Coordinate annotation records
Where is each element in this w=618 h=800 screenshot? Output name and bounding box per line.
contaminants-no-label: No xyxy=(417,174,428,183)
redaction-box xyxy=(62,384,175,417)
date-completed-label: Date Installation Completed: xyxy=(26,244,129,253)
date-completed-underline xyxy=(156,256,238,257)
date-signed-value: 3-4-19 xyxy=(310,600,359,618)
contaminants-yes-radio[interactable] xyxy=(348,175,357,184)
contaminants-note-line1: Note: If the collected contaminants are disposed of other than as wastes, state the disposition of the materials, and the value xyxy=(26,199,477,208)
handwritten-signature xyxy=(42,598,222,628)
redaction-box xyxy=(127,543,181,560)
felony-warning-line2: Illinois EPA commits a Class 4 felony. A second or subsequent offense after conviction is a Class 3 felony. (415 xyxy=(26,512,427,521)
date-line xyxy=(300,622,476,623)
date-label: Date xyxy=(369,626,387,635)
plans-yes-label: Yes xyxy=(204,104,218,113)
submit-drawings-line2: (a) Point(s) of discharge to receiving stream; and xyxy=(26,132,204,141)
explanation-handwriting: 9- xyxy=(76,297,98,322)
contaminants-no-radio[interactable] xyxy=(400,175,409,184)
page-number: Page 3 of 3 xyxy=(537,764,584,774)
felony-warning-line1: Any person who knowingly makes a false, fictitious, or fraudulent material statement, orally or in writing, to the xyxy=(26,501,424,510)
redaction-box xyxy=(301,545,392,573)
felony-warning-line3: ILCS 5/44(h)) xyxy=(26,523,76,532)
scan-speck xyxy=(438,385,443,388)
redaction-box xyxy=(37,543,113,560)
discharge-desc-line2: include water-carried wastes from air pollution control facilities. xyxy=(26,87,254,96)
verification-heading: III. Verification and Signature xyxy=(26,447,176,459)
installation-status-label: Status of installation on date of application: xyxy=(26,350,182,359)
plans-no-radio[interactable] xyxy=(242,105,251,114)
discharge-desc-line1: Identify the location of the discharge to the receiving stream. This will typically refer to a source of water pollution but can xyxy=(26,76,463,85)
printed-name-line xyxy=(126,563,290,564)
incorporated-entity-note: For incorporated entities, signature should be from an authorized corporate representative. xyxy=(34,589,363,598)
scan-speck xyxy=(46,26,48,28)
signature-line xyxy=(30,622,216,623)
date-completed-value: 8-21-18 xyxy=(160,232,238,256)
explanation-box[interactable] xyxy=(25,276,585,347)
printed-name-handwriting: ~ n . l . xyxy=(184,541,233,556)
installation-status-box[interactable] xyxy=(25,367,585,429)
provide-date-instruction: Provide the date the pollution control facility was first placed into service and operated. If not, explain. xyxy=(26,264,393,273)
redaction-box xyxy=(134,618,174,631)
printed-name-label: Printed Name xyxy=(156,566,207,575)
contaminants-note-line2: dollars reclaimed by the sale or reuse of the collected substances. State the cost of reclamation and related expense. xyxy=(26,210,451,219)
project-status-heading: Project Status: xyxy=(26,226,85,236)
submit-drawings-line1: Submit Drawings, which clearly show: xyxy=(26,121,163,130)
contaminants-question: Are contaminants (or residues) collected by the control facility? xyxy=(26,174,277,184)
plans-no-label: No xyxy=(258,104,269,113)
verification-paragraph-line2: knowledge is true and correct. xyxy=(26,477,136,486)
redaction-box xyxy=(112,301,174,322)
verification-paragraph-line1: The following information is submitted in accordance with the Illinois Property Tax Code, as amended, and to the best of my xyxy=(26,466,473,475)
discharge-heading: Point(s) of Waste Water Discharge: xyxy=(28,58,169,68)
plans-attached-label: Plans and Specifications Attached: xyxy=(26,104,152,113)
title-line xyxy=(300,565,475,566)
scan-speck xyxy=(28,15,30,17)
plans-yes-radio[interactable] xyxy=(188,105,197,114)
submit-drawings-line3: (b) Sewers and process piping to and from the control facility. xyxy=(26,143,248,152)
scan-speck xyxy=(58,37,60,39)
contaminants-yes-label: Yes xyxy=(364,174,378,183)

Requirement
Revise the records above by changing "screenshot" to "page scan", keeping every other line and character the same.

Finished answer
Where is each element in this w=618 h=800 page scan? Output name and bounding box per line.
contaminants-no-label: No xyxy=(417,174,428,183)
redaction-box xyxy=(62,384,175,417)
date-completed-label: Date Installation Completed: xyxy=(26,244,129,253)
date-completed-underline xyxy=(156,256,238,257)
date-signed-value: 3-4-19 xyxy=(310,600,359,618)
contaminants-yes-radio[interactable] xyxy=(348,175,357,184)
contaminants-note-line1: Note: If the collected contaminants are disposed of other than as wastes, state the disposition of the materials, and the value xyxy=(26,199,477,208)
handwritten-signature xyxy=(42,598,222,628)
redaction-box xyxy=(127,543,181,560)
felony-warning-line2: Illinois EPA commits a Class 4 felony. A second or subsequent offense after conviction is a Class 3 felony. (415 xyxy=(26,512,427,521)
date-line xyxy=(300,622,476,623)
date-label: Date xyxy=(369,626,387,635)
plans-yes-label: Yes xyxy=(204,104,218,113)
submit-drawings-line2: (a) Point(s) of discharge to receiving stream; and xyxy=(26,132,204,141)
explanation-handwriting: 9- xyxy=(76,297,98,322)
contaminants-no-radio[interactable] xyxy=(400,175,409,184)
page-number: Page 3 of 3 xyxy=(537,764,584,774)
felony-warning-line1: Any person who knowingly makes a false, fictitious, or fraudulent material statement, orally or in writing, to the xyxy=(26,501,424,510)
redaction-box xyxy=(301,545,392,573)
felony-warning-line3: ILCS 5/44(h)) xyxy=(26,523,76,532)
scan-speck xyxy=(438,385,443,388)
redaction-box xyxy=(37,543,113,560)
discharge-desc-line2: include water-carried wastes from air pollution control facilities. xyxy=(26,87,254,96)
verification-heading: III. Verification and Signature xyxy=(26,447,176,459)
installation-status-label: Status of installation on date of application: xyxy=(26,350,182,359)
plans-no-radio[interactable] xyxy=(242,105,251,114)
discharge-desc-line1: Identify the location of the discharge to the receiving stream. This will typically refer to a source of water pollution but can xyxy=(26,76,463,85)
printed-name-line xyxy=(126,563,290,564)
incorporated-entity-note: For incorporated entities, signature should be from an authorized corporate representative. xyxy=(34,589,363,598)
scan-speck xyxy=(46,26,48,28)
signature-line xyxy=(30,622,216,623)
date-completed-value: 8-21-18 xyxy=(160,232,238,256)
explanation-box[interactable] xyxy=(25,276,585,347)
printed-name-handwriting: ~ n . l . xyxy=(184,541,233,556)
installation-status-box[interactable] xyxy=(25,367,585,429)
provide-date-instruction: Provide the date the pollution control facility was first placed into service and operated. If not, explain. xyxy=(26,264,393,273)
redaction-box xyxy=(134,618,174,631)
printed-name-label: Printed Name xyxy=(156,566,207,575)
contaminants-note-line2: dollars reclaimed by the sale or reuse of the collected substances. State the cost of reclamation and related expense. xyxy=(26,210,451,219)
project-status-heading: Project Status: xyxy=(26,226,85,236)
submit-drawings-line1: Submit Drawings, which clearly show: xyxy=(26,121,163,130)
contaminants-question: Are contaminants (or residues) collected by the control facility? xyxy=(26,174,277,184)
plans-no-label: No xyxy=(258,104,269,113)
verification-paragraph-line2: knowledge is true and correct. xyxy=(26,477,136,486)
redaction-box xyxy=(112,301,174,322)
verification-paragraph-line1: The following information is submitted in accordance with the Illinois Property Tax Code, as amended, and to the best of my xyxy=(26,466,473,475)
discharge-heading: Point(s) of Waste Water Discharge: xyxy=(28,58,169,68)
plans-attached-label: Plans and Specifications Attached: xyxy=(26,104,152,113)
title-line xyxy=(300,565,475,566)
scan-speck xyxy=(28,15,30,17)
plans-yes-radio[interactable] xyxy=(188,105,197,114)
submit-drawings-line3: (b) Sewers and process piping to and from the control facility. xyxy=(26,143,248,152)
scan-speck xyxy=(58,37,60,39)
contaminants-yes-label: Yes xyxy=(364,174,378,183)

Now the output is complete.